▸ **Short exercise**:
Without including the pictures, copy out every line below.
___ Supplied material
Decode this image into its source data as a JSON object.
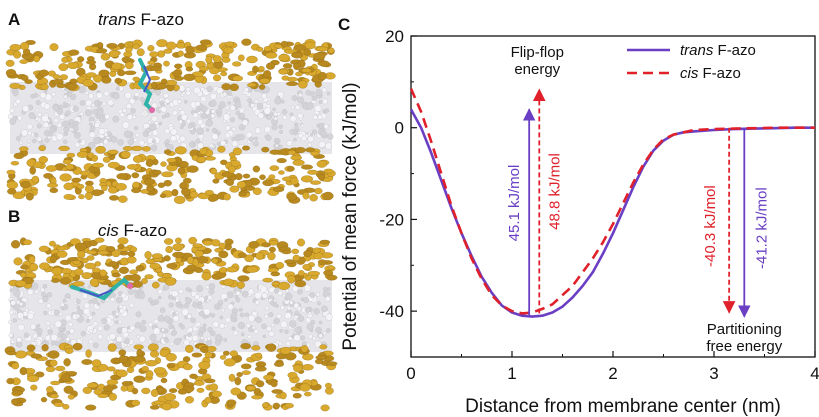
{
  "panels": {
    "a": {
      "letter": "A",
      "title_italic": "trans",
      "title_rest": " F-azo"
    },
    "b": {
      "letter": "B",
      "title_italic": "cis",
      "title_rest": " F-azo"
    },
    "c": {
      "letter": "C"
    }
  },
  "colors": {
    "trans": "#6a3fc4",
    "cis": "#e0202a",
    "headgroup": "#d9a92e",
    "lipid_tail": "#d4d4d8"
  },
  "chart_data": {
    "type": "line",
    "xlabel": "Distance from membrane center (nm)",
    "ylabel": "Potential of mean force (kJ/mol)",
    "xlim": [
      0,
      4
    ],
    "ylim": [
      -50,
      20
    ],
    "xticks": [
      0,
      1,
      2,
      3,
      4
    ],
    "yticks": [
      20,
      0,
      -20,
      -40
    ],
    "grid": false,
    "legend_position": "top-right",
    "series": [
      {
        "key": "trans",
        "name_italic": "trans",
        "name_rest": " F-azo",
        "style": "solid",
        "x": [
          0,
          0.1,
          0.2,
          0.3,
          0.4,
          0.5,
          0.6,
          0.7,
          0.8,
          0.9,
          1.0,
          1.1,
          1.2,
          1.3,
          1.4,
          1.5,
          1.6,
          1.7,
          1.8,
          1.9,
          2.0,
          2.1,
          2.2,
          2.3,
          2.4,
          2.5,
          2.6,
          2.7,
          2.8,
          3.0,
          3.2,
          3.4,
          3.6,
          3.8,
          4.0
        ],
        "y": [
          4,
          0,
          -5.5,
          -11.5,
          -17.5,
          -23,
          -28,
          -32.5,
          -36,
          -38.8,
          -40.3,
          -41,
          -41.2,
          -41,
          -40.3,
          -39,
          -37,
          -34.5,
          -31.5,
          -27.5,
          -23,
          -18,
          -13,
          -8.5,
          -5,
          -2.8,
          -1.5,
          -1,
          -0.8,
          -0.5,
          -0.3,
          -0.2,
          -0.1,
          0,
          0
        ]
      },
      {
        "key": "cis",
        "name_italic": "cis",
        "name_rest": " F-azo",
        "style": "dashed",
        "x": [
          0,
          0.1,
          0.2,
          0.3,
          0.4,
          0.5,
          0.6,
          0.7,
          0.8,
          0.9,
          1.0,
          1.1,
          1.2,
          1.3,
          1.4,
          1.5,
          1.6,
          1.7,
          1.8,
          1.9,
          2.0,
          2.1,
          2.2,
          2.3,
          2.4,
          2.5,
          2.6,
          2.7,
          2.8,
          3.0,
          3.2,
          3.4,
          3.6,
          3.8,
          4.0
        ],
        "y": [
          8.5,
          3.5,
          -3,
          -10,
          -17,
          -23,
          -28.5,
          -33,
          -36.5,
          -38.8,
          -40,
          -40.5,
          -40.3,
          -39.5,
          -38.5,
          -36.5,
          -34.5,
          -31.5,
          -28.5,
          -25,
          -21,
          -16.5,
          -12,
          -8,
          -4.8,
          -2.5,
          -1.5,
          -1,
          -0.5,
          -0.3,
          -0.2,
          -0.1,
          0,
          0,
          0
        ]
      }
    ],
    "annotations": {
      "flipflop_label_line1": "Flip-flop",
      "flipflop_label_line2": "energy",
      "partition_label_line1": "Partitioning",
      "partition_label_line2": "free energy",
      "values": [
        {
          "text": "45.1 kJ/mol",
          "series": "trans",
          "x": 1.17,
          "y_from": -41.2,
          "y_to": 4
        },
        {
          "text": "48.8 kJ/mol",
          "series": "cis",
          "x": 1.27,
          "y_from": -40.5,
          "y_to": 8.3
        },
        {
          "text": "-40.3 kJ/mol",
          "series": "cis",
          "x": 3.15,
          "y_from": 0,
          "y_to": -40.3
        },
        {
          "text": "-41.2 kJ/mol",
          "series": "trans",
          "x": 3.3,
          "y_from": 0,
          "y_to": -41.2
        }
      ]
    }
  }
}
______
▸ **The solution**:
Decode this image into its source data as a JSON object.
{
  "panels": {
    "a": {
      "letter": "A",
      "title_italic": "trans",
      "title_rest": " F-azo"
    },
    "b": {
      "letter": "B",
      "title_italic": "cis",
      "title_rest": " F-azo"
    },
    "c": {
      "letter": "C"
    }
  },
  "colors": {
    "trans": "#6a3fc4",
    "cis": "#e0202a",
    "headgroup": "#d9a92e",
    "lipid_tail": "#d4d4d8"
  },
  "chart_data": {
    "type": "line",
    "xlabel": "Distance from membrane center (nm)",
    "ylabel": "Potential of mean force (kJ/mol)",
    "xlim": [
      0,
      4
    ],
    "ylim": [
      -50,
      20
    ],
    "xticks": [
      0,
      1,
      2,
      3,
      4
    ],
    "yticks": [
      20,
      0,
      -20,
      -40
    ],
    "grid": false,
    "legend_position": "top-right",
    "series": [
      {
        "key": "trans",
        "name_italic": "trans",
        "name_rest": " F-azo",
        "style": "solid",
        "x": [
          0,
          0.1,
          0.2,
          0.3,
          0.4,
          0.5,
          0.6,
          0.7,
          0.8,
          0.9,
          1.0,
          1.1,
          1.2,
          1.3,
          1.4,
          1.5,
          1.6,
          1.7,
          1.8,
          1.9,
          2.0,
          2.1,
          2.2,
          2.3,
          2.4,
          2.5,
          2.6,
          2.7,
          2.8,
          3.0,
          3.2,
          3.4,
          3.6,
          3.8,
          4.0
        ],
        "y": [
          4,
          0,
          -5.5,
          -11.5,
          -17.5,
          -23,
          -28,
          -32.5,
          -36,
          -38.8,
          -40.3,
          -41,
          -41.2,
          -41,
          -40.3,
          -39,
          -37,
          -34.5,
          -31.5,
          -27.5,
          -23,
          -18,
          -13,
          -8.5,
          -5,
          -2.8,
          -1.5,
          -1,
          -0.8,
          -0.5,
          -0.3,
          -0.2,
          -0.1,
          0,
          0
        ]
      },
      {
        "key": "cis",
        "name_italic": "cis",
        "name_rest": " F-azo",
        "style": "dashed",
        "x": [
          0,
          0.1,
          0.2,
          0.3,
          0.4,
          0.5,
          0.6,
          0.7,
          0.8,
          0.9,
          1.0,
          1.1,
          1.2,
          1.3,
          1.4,
          1.5,
          1.6,
          1.7,
          1.8,
          1.9,
          2.0,
          2.1,
          2.2,
          2.3,
          2.4,
          2.5,
          2.6,
          2.7,
          2.8,
          3.0,
          3.2,
          3.4,
          3.6,
          3.8,
          4.0
        ],
        "y": [
          8.5,
          3.5,
          -3,
          -10,
          -17,
          -23,
          -28.5,
          -33,
          -36.5,
          -38.8,
          -40,
          -40.5,
          -40.3,
          -39.5,
          -38.5,
          -36.5,
          -34.5,
          -31.5,
          -28.5,
          -25,
          -21,
          -16.5,
          -12,
          -8,
          -4.8,
          -2.5,
          -1.5,
          -1,
          -0.5,
          -0.3,
          -0.2,
          -0.1,
          0,
          0,
          0
        ]
      }
    ],
    "annotations": {
      "flipflop_label_line1": "Flip-flop",
      "flipflop_label_line2": "energy",
      "partition_label_line1": "Partitioning",
      "partition_label_line2": "free energy",
      "values": [
        {
          "text": "45.1 kJ/mol",
          "series": "trans",
          "x": 1.17,
          "y_from": -41.2,
          "y_to": 4
        },
        {
          "text": "48.8 kJ/mol",
          "series": "cis",
          "x": 1.27,
          "y_from": -40.5,
          "y_to": 8.3
        },
        {
          "text": "-40.3 kJ/mol",
          "series": "cis",
          "x": 3.15,
          "y_from": 0,
          "y_to": -40.3
        },
        {
          "text": "-41.2 kJ/mol",
          "series": "trans",
          "x": 3.3,
          "y_from": 0,
          "y_to": -41.2
        }
      ]
    }
  }
}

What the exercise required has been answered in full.